What you should do:
Each line of the listing must be transcribed exactly, except for the images, which should be excluded.

[start of Given records]

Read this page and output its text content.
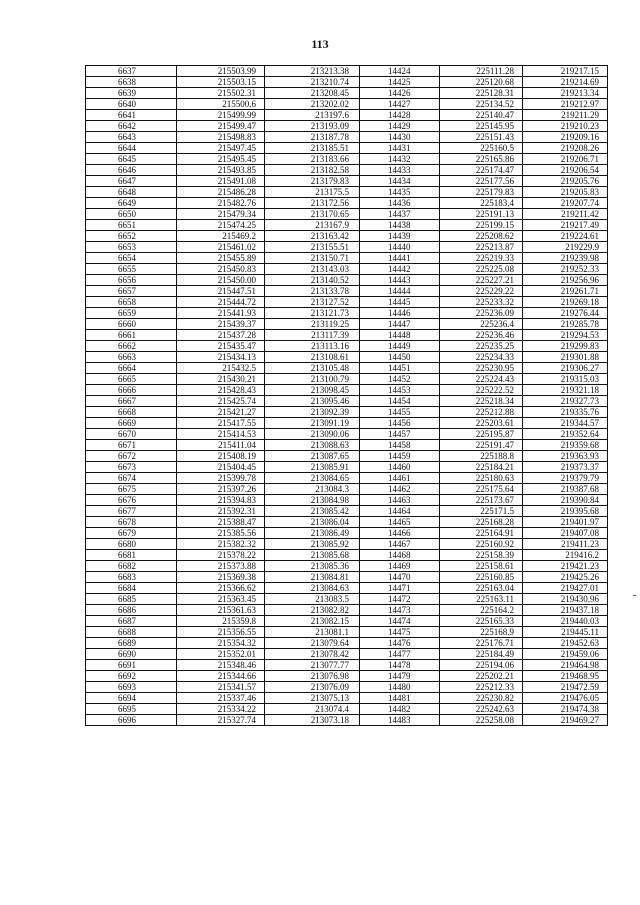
113
6637	215503.99	213213.38	14424	225111.28	219217.15
6638	215503.15	213210.74	14425	225120.68	219214.69
6639	215502.31	213208.45	14426	225128.31	219213.34
6640	215500.6	213202.02	14427	225134.52	219212.97
6641	215499.99	213197.6	14428	225140.47	219211.29
6642	215499.47	213193.09	14429	225145.95	219210.23
6643	215498.83	213187.78	14430	225151.43	219209.16
6644	215497.45	213185.51	14431	225160.5	219208.26
6645	215495.45	213183.66	14432	225165.86	219206.71
6646	215493.85	213182.58	14433	225174.47	219206.54
6647	215491.08	213179.83	14434	225177.56	219205.76
6648	215486.28	213175.5	14435	225179.83	219205.83
6649	215482.76	213172.56	14436	225183.4	219207.74
6650	215479.34	213170.65	14437	225191.13	219211.42
6651	215474.25	213167.9	14438	225199.15	219217.49
6652	215469.2	213163.42	14439	225208.62	219224.61
6653	215461.02	213155.51	14440	225213.87	219229.9
6654	215455.89	213150.71	14441	225219.33	219239.98
6655	215450.83	213143.03	14442	225225.08	219252.33
6656	215450.00	213140.52	14443	225227.21	219256.96
6657	215447.51	213133.78	14444	225229.22	219261.71
6658	215444.72	213127.52	14445	225233.32	219269.18
6659	215441.93	213121.73	14446	225236.09	219276.44
6660	215439.37	213119.25	14447	225236.4	219285.78
6661	215437.28	213117.39	14448	225236.46	219294.53
6662	215435.47	213113.16	14449	225235.25	219299.83
6663	215434.13	213108.61	14450	225234.33	219301.88
6664	215432.5	213105.48	14451	225230.95	219306.27
6665	215430.21	213100.79	14452	225224.43	219315.03
6666	215428.43	213098.45	14453	225222.52	219321.18
6667	215425.74	213095.46	14454	225218.34	219327.73
6668	215421.27	213092.39	14455	225212.88	219335.76
6669	215417.55	213091.19	14456	225203.61	219344.57
6670	215414.53	213090.06	14457	225195.87	219352.64
6671	215411.04	213088.63	14458	225191.47	219359.68
6672	215408.19	213087.65	14459	225188.8	219363.93
6673	215404.45	213085.91	14460	225184.21	219373.37
6674	215399.78	213084.65	14461	225180.63	219379.79
6675	215397.26	213084.3	14462	225175.64	219387.68
6676	215394.83	213084.98	14463	225173.67	219390.84
6677	215392.31	213085.42	14464	225171.5	219395.68
6678	215388.47	213086.04	14465	225168.28	219401.97
6679	215385.56	213086.49	14466	225164.91	219407.08
6680	215382.32	213085.92	14467	225160.92	219411.23
6681	215378.22	213085.68	14468	225158.39	219416.2
6682	215373.88	213085.36	14469	225158.61	219421.23
6683	215369.38	213084.81	14470	225160.85	219425.26
6684	215366.62	213084.63	14471	225163.04	219427.01
6685	215363.45	213083.5	14472	225163.11	219430.96
6686	215361.63	213082.82	14473	225164.2	219437.18
6687	215359.8	213082.15	14474	225165.33	219440.03
6688	215356.55	213081.1	14475	225168.9	219445.11
6689	215354.32	213079.64	14476	225176.71	219452.63
6690	215352.01	213078.42	14477	225184.49	219459.06
6691	215348.46	213077.77	14478	225194.06	219464.98
6692	215344.66	213076.98	14479	225202.21	219468.95
6693	215341.57	213076.09	14480	225212.33	219472.59
6694	215337.46	213075.13	14481	225230.82	219476.05
6695	215334.22	213074.4	14482	225242.63	219474.38
6696	215327.74	213073.18	14483	225258.08	219469.27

[end of Given records]

Answer for the task:
Read this page and output its text content.
113
6637	215503.99	213213.38	14424	225111.28	219217.15
6638	215503.15	213210.74	14425	225120.68	219214.69
6639	215502.31	213208.45	14426	225128.31	219213.34
6640	215500.6	213202.02	14427	225134.52	219212.97
6641	215499.99	213197.6	14428	225140.47	219211.29
6642	215499.47	213193.09	14429	225145.95	219210.23
6643	215498.83	213187.78	14430	225151.43	219209.16
6644	215497.45	213185.51	14431	225160.5	219208.26
6645	215495.45	213183.66	14432	225165.86	219206.71
6646	215493.85	213182.58	14433	225174.47	219206.54
6647	215491.08	213179.83	14434	225177.56	219205.76
6648	215486.28	213175.5	14435	225179.83	219205.83
6649	215482.76	213172.56	14436	225183.4	219207.74
6650	215479.34	213170.65	14437	225191.13	219211.42
6651	215474.25	213167.9	14438	225199.15	219217.49
6652	215469.2	213163.42	14439	225208.62	219224.61
6653	215461.02	213155.51	14440	225213.87	219229.9
6654	215455.89	213150.71	14441	225219.33	219239.98
6655	215450.83	213143.03	14442	225225.08	219252.33
6656	215450.00	213140.52	14443	225227.21	219256.96
6657	215447.51	213133.78	14444	225229.22	219261.71
6658	215444.72	213127.52	14445	225233.32	219269.18
6659	215441.93	213121.73	14446	225236.09	219276.44
6660	215439.37	213119.25	14447	225236.4	219285.78
6661	215437.28	213117.39	14448	225236.46	219294.53
6662	215435.47	213113.16	14449	225235.25	219299.83
6663	215434.13	213108.61	14450	225234.33	219301.88
6664	215432.5	213105.48	14451	225230.95	219306.27
6665	215430.21	213100.79	14452	225224.43	219315.03
6666	215428.43	213098.45	14453	225222.52	219321.18
6667	215425.74	213095.46	14454	225218.34	219327.73
6668	215421.27	213092.39	14455	225212.88	219335.76
6669	215417.55	213091.19	14456	225203.61	219344.57
6670	215414.53	213090.06	14457	225195.87	219352.64
6671	215411.04	213088.63	14458	225191.47	219359.68
6672	215408.19	213087.65	14459	225188.8	219363.93
6673	215404.45	213085.91	14460	225184.21	219373.37
6674	215399.78	213084.65	14461	225180.63	219379.79
6675	215397.26	213084.3	14462	225175.64	219387.68
6676	215394.83	213084.98	14463	225173.67	219390.84
6677	215392.31	213085.42	14464	225171.5	219395.68
6678	215388.47	213086.04	14465	225168.28	219401.97
6679	215385.56	213086.49	14466	225164.91	219407.08
6680	215382.32	213085.92	14467	225160.92	219411.23
6681	215378.22	213085.68	14468	225158.39	219416.2
6682	215373.88	213085.36	14469	225158.61	219421.23
6683	215369.38	213084.81	14470	225160.85	219425.26
6684	215366.62	213084.63	14471	225163.04	219427.01
6685	215363.45	213083.5	14472	225163.11	219430.96
6686	215361.63	213082.82	14473	225164.2	219437.18
6687	215359.8	213082.15	14474	225165.33	219440.03
6688	215356.55	213081.1	14475	225168.9	219445.11
6689	215354.32	213079.64	14476	225176.71	219452.63
6690	215352.01	213078.42	14477	225184.49	219459.06
6691	215348.46	213077.77	14478	225194.06	219464.98
6692	215344.66	213076.98	14479	225202.21	219468.95
6693	215341.57	213076.09	14480	225212.33	219472.59
6694	215337.46	213075.13	14481	225230.82	219476.05
6695	215334.22	213074.4	14482	225242.63	219474.38
6696	215327.74	213073.18	14483	225258.08	219469.27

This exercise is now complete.